» **Description of the task**
Report, word for word, every line of the material that contains "Johnson".

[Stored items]
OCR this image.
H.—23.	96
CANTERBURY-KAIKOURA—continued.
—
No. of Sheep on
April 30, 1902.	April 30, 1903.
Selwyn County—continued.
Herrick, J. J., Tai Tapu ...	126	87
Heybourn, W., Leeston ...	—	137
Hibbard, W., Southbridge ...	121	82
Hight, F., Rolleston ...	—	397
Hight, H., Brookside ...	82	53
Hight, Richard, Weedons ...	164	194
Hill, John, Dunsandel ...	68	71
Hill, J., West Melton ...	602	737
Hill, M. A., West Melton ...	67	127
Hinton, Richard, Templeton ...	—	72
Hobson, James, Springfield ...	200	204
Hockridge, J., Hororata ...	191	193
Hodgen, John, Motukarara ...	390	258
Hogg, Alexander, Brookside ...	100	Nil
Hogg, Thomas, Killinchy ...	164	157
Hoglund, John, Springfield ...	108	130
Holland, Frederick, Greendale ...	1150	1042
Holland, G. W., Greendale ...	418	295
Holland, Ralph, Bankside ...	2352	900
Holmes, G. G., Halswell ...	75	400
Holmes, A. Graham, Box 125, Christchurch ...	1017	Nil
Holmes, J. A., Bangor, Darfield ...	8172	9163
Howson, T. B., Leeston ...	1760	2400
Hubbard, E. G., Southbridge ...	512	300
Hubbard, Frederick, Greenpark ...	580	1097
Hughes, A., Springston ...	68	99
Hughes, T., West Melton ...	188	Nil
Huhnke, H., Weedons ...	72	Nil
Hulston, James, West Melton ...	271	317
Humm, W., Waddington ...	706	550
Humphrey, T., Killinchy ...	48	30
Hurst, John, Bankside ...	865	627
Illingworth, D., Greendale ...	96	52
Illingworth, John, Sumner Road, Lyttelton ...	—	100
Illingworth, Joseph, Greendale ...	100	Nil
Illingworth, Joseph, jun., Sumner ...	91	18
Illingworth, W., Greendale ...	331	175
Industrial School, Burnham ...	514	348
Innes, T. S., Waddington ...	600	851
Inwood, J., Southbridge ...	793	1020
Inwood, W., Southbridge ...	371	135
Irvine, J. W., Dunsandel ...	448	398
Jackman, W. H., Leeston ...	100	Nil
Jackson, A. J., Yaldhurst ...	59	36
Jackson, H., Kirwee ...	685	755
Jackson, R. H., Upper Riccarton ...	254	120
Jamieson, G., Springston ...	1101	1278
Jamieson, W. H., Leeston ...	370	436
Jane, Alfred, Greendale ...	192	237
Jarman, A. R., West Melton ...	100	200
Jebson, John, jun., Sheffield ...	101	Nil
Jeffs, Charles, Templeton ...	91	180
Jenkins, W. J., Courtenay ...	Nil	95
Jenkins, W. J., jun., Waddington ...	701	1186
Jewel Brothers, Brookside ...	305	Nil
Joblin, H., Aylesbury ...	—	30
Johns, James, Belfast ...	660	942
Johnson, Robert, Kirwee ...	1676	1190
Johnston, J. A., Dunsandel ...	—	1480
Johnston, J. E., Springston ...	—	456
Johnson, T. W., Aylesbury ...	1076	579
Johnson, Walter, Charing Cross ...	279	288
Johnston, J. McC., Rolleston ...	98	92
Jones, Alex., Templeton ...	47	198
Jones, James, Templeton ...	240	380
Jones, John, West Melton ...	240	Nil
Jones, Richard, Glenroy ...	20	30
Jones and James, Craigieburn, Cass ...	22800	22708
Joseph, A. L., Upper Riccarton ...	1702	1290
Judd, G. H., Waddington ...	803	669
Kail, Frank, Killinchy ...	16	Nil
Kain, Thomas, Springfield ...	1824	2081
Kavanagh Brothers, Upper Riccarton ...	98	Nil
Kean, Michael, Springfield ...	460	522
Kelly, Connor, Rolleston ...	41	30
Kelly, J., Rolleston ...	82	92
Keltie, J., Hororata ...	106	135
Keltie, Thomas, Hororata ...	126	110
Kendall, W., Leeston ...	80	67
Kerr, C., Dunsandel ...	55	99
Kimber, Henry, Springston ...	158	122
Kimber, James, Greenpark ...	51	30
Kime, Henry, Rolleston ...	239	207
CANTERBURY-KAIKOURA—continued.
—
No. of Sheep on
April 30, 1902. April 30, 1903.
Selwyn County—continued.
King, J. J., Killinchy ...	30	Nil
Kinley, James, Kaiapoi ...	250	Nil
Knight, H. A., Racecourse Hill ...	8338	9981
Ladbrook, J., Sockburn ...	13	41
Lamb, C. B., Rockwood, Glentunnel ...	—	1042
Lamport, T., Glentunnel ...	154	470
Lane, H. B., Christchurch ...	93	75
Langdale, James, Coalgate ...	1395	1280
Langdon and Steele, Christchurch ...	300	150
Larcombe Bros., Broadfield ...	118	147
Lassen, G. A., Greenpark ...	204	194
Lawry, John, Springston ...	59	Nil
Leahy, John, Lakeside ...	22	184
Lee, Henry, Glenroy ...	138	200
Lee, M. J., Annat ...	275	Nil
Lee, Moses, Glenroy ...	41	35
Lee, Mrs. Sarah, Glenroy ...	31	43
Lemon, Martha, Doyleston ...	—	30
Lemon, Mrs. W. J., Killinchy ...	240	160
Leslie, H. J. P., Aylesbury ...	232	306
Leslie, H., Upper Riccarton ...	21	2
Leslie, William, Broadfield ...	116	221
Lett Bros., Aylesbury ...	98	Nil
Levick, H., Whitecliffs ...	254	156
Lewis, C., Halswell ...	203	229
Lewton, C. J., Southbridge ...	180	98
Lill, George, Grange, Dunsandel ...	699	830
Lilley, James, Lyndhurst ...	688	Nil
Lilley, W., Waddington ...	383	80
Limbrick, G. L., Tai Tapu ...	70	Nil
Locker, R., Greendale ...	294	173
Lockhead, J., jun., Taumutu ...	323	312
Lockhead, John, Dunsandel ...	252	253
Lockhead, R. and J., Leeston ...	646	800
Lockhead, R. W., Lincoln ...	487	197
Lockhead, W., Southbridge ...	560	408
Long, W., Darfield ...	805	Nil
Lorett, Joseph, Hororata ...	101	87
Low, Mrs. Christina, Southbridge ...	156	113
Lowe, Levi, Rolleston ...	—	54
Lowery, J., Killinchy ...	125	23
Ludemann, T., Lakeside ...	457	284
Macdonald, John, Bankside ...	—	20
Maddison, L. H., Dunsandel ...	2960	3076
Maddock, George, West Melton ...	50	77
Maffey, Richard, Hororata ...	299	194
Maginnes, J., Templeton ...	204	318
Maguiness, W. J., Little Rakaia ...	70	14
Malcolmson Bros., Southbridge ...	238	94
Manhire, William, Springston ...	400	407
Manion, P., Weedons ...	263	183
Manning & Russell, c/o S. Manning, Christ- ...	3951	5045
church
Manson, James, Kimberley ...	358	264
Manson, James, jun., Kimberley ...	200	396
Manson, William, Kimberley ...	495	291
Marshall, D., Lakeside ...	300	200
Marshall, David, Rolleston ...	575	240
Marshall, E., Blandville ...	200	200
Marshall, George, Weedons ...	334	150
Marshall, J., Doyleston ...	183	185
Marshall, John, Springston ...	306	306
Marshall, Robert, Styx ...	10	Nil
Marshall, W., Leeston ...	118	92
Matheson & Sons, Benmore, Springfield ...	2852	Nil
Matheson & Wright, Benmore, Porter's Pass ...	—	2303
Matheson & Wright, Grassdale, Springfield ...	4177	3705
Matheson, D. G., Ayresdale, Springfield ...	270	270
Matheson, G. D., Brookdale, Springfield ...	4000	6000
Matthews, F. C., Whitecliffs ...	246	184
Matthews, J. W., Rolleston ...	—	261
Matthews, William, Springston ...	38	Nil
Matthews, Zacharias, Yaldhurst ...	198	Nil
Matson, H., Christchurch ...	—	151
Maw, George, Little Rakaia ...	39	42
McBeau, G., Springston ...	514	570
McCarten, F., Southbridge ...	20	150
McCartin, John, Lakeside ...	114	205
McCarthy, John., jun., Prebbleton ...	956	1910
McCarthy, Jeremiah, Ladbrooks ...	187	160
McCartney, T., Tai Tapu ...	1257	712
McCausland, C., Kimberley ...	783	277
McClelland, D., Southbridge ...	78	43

» **Task answer**
Johnson, Robert, Kirwee ...	1676	1190
Johnson, T. W., Aylesbury ...	1076	579
Johnson, Walter, Charing Cross ...	279	288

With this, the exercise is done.